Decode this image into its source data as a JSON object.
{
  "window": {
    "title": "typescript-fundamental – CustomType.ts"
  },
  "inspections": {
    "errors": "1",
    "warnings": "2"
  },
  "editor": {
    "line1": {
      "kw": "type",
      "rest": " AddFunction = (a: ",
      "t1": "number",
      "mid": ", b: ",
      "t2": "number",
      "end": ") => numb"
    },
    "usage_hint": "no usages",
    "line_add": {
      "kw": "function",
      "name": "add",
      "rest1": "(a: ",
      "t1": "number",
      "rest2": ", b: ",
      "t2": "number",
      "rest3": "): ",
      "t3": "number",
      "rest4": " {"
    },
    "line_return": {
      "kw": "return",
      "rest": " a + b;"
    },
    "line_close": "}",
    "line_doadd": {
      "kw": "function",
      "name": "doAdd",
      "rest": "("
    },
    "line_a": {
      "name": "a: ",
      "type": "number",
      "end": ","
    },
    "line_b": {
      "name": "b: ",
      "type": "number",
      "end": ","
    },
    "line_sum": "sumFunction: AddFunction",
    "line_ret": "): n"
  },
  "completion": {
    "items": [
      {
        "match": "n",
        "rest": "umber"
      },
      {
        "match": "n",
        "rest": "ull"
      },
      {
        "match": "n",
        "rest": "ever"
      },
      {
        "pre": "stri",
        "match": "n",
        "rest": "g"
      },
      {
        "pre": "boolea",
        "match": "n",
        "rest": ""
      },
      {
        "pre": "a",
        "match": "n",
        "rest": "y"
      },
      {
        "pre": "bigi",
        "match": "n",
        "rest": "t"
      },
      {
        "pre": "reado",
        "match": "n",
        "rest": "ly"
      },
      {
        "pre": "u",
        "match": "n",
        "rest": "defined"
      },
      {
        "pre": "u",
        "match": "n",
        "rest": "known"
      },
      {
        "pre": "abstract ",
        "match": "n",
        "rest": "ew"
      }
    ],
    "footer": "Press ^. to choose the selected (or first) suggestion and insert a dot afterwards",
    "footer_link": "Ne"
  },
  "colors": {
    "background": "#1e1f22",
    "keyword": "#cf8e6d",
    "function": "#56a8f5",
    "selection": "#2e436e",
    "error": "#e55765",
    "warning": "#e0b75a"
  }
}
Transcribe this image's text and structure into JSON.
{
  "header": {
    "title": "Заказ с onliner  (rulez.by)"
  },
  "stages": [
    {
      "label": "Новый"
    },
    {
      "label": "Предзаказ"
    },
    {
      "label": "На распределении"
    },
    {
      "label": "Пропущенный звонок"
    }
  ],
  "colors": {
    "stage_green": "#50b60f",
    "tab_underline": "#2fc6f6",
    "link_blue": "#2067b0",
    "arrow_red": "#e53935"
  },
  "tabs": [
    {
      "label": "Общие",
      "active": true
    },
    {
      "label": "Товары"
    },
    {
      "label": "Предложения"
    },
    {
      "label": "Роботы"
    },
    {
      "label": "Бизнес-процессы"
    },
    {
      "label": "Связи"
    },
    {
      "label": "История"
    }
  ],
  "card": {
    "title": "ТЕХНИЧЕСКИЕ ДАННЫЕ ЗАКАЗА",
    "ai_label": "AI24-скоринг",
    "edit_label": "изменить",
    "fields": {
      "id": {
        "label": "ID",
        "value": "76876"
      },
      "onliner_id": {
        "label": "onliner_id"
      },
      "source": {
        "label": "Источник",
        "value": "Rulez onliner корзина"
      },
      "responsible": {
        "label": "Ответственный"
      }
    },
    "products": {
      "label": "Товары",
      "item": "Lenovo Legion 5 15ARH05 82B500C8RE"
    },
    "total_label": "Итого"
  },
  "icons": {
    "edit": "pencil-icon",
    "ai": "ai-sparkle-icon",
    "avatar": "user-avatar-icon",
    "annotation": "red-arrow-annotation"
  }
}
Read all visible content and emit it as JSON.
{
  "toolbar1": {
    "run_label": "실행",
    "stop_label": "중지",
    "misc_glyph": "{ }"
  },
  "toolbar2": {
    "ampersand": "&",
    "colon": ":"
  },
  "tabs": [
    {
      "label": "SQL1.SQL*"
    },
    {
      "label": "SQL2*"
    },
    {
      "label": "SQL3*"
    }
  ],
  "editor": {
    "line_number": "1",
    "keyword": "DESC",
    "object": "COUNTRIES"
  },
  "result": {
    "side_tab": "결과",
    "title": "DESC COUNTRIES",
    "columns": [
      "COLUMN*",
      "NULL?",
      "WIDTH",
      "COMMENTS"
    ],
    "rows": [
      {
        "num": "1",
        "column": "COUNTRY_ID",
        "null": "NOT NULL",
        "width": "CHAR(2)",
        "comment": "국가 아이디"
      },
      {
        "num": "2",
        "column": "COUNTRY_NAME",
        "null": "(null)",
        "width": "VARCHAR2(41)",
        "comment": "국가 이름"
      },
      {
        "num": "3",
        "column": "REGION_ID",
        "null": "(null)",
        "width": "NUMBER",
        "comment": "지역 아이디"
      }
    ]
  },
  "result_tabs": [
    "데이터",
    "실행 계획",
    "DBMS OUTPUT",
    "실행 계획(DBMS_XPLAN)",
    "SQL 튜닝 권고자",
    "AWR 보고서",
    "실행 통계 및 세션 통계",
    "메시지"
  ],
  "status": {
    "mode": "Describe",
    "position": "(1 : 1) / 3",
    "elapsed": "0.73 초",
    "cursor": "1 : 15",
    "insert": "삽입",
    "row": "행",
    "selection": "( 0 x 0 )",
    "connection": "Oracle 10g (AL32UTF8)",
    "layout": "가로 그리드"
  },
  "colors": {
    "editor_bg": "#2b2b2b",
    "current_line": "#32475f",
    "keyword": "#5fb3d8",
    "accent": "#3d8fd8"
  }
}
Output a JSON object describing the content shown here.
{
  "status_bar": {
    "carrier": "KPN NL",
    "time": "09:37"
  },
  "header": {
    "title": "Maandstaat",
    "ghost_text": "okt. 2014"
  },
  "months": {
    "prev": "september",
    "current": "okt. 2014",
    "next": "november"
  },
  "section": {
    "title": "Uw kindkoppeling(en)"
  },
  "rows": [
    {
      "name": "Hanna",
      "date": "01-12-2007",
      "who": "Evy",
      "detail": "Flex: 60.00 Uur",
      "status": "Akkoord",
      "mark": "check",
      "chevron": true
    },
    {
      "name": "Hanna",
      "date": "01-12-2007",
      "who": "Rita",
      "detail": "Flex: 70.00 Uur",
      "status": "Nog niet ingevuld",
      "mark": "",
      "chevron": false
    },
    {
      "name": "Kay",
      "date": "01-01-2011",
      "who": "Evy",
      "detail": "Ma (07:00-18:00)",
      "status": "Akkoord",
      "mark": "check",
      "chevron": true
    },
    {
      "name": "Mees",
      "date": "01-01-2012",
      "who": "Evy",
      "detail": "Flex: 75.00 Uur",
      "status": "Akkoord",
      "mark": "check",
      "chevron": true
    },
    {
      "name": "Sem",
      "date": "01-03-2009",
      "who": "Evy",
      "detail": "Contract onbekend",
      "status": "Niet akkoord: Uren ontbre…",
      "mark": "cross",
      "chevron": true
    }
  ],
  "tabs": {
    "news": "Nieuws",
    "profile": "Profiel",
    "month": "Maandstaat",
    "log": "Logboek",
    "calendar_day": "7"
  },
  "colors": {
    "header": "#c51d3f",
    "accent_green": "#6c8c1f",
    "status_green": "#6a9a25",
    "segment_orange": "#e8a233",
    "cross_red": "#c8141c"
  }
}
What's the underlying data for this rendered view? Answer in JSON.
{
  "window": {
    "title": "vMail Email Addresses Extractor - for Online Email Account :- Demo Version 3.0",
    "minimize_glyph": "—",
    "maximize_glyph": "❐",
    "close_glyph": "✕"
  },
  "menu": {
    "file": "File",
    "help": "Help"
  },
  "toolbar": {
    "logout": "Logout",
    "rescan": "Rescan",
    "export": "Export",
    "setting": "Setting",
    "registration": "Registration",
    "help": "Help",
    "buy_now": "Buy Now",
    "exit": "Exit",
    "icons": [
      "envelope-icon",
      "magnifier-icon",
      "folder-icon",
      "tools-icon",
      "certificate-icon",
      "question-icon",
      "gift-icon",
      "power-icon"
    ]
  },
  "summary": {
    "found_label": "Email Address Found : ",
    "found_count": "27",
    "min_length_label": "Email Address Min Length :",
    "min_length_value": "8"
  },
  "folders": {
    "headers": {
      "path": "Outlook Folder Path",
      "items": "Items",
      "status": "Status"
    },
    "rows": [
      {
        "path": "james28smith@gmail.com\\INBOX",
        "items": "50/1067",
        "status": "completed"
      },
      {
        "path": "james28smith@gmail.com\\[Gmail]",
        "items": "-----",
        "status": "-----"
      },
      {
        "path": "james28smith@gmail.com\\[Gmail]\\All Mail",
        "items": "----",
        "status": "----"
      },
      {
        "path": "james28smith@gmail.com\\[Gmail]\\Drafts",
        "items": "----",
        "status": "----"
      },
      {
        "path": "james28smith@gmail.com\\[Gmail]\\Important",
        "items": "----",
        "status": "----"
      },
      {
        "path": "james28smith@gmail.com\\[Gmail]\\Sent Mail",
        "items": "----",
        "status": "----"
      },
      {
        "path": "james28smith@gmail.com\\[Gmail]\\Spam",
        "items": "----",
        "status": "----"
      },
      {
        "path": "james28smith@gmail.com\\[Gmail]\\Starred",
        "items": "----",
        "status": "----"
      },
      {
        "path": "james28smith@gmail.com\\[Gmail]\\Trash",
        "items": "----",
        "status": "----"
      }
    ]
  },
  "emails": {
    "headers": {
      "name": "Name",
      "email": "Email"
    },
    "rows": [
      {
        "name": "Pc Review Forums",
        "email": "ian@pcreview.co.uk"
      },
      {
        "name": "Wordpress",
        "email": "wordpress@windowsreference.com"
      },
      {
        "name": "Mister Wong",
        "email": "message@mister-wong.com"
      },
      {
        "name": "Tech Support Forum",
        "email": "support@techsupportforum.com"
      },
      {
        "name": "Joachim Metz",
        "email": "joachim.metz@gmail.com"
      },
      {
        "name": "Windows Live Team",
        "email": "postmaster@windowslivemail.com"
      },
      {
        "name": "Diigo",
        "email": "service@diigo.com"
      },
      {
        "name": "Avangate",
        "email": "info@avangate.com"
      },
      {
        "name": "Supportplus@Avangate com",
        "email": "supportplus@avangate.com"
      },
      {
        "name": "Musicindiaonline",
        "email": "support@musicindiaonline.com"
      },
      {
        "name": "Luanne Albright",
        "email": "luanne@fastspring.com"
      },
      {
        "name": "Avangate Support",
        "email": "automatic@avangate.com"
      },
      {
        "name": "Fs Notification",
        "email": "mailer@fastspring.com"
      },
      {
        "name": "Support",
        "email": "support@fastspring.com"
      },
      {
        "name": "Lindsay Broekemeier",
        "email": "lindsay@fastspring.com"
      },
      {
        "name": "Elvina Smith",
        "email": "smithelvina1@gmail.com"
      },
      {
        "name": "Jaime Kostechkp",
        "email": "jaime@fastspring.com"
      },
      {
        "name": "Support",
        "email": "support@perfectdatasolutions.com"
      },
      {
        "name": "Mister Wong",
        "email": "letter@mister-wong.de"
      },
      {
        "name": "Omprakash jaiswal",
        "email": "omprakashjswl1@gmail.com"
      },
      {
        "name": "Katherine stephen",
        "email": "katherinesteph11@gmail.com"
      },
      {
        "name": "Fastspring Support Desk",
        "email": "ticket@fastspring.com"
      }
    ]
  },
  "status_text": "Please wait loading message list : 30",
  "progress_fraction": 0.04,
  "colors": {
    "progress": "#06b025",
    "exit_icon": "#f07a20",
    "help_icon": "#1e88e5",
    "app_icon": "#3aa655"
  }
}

★ ★ ★ ★ ★ ★ ★

Task objective ▸
Filter the entries down to the lines containing "source". Copy each of those lines.

Task output ▸
Decode this image into its source data as a JSON object.
      "source": {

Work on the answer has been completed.